§ Dataset entries:
+-------+

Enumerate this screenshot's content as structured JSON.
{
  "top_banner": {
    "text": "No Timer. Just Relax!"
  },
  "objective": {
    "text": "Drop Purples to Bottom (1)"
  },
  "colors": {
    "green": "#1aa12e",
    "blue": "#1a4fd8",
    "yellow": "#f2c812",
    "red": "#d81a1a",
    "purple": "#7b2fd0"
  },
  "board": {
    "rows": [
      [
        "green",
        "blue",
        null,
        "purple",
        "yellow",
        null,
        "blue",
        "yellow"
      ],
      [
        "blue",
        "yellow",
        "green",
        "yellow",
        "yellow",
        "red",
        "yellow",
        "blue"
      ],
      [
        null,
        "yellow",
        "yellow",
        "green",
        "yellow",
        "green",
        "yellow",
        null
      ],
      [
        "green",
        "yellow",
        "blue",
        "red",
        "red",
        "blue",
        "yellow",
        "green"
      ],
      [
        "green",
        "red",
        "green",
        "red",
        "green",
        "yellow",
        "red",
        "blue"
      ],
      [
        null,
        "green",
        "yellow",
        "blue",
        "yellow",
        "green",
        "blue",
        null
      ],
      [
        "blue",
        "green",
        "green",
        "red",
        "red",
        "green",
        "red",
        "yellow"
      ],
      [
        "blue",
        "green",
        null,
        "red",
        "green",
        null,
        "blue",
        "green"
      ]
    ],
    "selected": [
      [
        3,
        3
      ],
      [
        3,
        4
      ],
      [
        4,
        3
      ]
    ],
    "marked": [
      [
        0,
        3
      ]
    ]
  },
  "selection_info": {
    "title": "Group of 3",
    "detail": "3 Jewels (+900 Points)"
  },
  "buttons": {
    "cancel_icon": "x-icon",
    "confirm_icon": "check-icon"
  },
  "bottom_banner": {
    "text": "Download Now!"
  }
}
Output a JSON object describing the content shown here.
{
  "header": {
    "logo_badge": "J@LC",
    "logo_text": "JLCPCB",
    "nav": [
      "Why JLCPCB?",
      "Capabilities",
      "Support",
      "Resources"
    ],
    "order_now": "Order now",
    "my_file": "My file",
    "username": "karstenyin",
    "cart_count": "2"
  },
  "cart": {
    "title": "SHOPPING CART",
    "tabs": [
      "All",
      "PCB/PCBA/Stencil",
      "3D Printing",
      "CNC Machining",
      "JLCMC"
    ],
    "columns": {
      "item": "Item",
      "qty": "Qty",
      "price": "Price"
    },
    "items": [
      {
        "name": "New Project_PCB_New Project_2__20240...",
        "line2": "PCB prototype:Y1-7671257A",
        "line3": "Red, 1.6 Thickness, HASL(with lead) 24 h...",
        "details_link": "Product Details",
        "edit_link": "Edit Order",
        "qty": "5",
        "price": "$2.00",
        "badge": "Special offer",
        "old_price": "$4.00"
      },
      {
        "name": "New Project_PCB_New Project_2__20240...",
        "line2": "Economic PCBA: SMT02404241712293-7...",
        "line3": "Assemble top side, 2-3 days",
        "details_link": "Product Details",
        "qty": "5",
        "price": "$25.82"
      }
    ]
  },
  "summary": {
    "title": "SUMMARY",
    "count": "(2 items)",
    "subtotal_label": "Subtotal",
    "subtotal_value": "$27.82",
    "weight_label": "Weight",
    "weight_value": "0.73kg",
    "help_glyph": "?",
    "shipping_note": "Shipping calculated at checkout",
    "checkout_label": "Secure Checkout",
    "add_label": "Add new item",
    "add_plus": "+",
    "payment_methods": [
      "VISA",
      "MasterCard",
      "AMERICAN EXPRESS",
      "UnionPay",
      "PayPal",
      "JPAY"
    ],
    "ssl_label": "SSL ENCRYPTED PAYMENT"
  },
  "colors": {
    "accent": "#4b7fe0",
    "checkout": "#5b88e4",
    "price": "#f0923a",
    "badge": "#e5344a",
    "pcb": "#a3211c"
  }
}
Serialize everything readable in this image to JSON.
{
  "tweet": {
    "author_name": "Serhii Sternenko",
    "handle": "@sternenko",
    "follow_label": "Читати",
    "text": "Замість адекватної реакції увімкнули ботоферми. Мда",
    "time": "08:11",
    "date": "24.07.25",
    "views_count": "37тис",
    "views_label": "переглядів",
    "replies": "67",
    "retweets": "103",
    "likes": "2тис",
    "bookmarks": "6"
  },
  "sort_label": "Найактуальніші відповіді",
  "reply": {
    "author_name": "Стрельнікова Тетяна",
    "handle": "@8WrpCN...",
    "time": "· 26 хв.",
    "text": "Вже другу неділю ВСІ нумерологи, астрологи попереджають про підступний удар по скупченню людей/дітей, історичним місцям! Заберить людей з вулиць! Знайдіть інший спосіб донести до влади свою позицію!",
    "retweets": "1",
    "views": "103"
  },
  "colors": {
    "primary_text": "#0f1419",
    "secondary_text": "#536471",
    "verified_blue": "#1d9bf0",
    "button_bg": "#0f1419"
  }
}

+-------+

§ To be done: Copy out each record, keeping every word as it is.

§ Answer in full:
Enumerate this screenshot's content as structured JSON.
{
  "top_banner": {
    "text": "No Timer. Just Relax!"
  },
  "objective": {
    "text": "Drop Purples to Bottom (1)"
  },
  "colors": {
    "green": "#1aa12e",
    "blue": "#1a4fd8",
    "yellow": "#f2c812",
    "red": "#d81a1a",
    "purple": "#7b2fd0"
  },
  "board": {
    "rows": [
      [
        "green",
        "blue",
        null,
        "purple",
        "yellow",
        null,
        "blue",
        "yellow"
      ],
      [
        "blue",
        "yellow",
        "green",
        "yellow",
        "yellow",
        "red",
        "yellow",
        "blue"
      ],
      [
        null,
        "yellow",
        "yellow",
        "green",
        "yellow",
        "green",
        "yellow",
        null
      ],
      [
        "green",
        "yellow",
        "blue",
        "red",
        "red",
        "blue",
        "yellow",
        "green"
      ],
      [
        "green",
        "red",
        "green",
        "red",
        "green",
        "yellow",
        "red",
        "blue"
      ],
      [
        null,
        "green",
        "yellow",
        "blue",
        "yellow",
        "green",
        "blue",
        null
      ],
      [
        "blue",
        "green",
        "green",
        "red",
        "red",
        "green",
        "red",
        "yellow"
      ],
      [
        "blue",
        "green",
        null,
        "red",
        "green",
        null,
        "blue",
        "green"
      ]
    ],
    "selected": [
      [
        3,
        3
      ],
      [
        3,
        4
      ],
      [
        4,
        3
      ]
    ],
    "marked": [
      [
        0,
        3
      ]
    ]
  },
  "selection_info": {
    "title": "Group of 3",
    "detail": "3 Jewels (+900 Points)"
  },
  "buttons": {
    "cancel_icon": "x-icon",
    "confirm_icon": "check-icon"
  },
  "bottom_banner": {
    "text": "Download Now!"
  }
}
Output a JSON object describing the content shown here.
{
  "header": {
    "logo_badge": "J@LC",
    "logo_text": "JLCPCB",
    "nav": [
      "Why JLCPCB?",
      "Capabilities",
      "Support",
      "Resources"
    ],
    "order_now": "Order now",
    "my_file": "My file",
    "username": "karstenyin",
    "cart_count": "2"
  },
  "cart": {
    "title": "SHOPPING CART",
    "tabs": [
      "All",
      "PCB/PCBA/Stencil",
      "3D Printing",
      "CNC Machining",
      "JLCMC"
    ],
    "columns": {
      "item": "Item",
      "qty": "Qty",
      "price": "Price"
    },
    "items": [
      {
        "name": "New Project_PCB_New Project_2__20240...",
        "line2": "PCB prototype:Y1-7671257A",
        "line3": "Red, 1.6 Thickness, HASL(with lead) 24 h...",
        "details_link": "Product Details",
        "edit_link": "Edit Order",
        "qty": "5",
        "price": "$2.00",
        "badge": "Special offer",
        "old_price": "$4.00"
      },
      {
        "name": "New Project_PCB_New Project_2__20240...",
        "line2": "Economic PCBA: SMT02404241712293-7...",
        "line3": "Assemble top side, 2-3 days",
        "details_link": "Product Details",
        "qty": "5",
        "price": "$25.82"
      }
    ]
  },
  "summary": {
    "title": "SUMMARY",
    "count": "(2 items)",
    "subtotal_label": "Subtotal",
    "subtotal_value": "$27.82",
    "weight_label": "Weight",
    "weight_value": "0.73kg",
    "help_glyph": "?",
    "shipping_note": "Shipping calculated at checkout",
    "checkout_label": "Secure Checkout",
    "add_label": "Add new item",
    "add_plus": "+",
    "payment_methods": [
      "VISA",
      "MasterCard",
      "AMERICAN EXPRESS",
      "UnionPay",
      "PayPal",
      "JPAY"
    ],
    "ssl_label": "SSL ENCRYPTED PAYMENT"
  },
  "colors": {
    "accent": "#4b7fe0",
    "checkout": "#5b88e4",
    "price": "#f0923a",
    "badge": "#e5344a",
    "pcb": "#a3211c"
  }
}
Serialize everything readable in this image to JSON.
{
  "tweet": {
    "author_name": "Serhii Sternenko",
    "handle": "@sternenko",
    "follow_label": "Читати",
    "text": "Замість адекватної реакції увімкнули ботоферми. Мда",
    "time": "08:11",
    "date": "24.07.25",
    "views_count": "37тис",
    "views_label": "переглядів",
    "replies": "67",
    "retweets": "103",
    "likes": "2тис",
    "bookmarks": "6"
  },
  "sort_label": "Найактуальніші відповіді",
  "reply": {
    "author_name": "Стрельнікова Тетяна",
    "handle": "@8WrpCN...",
    "time": "· 26 хв.",
    "text": "Вже другу неділю ВСІ нумерологи, астрологи попереджають про підступний удар по скупченню людей/дітей, історичним місцям! Заберить людей з вулиць! Знайдіть інший спосіб донести до влади свою позицію!",
    "retweets": "1",
    "views": "103"
  },
  "colors": {
    "primary_text": "#0f1419",
    "secondary_text": "#536471",
    "verified_blue": "#1d9bf0",
    "button_bg": "#0f1419"
  }
}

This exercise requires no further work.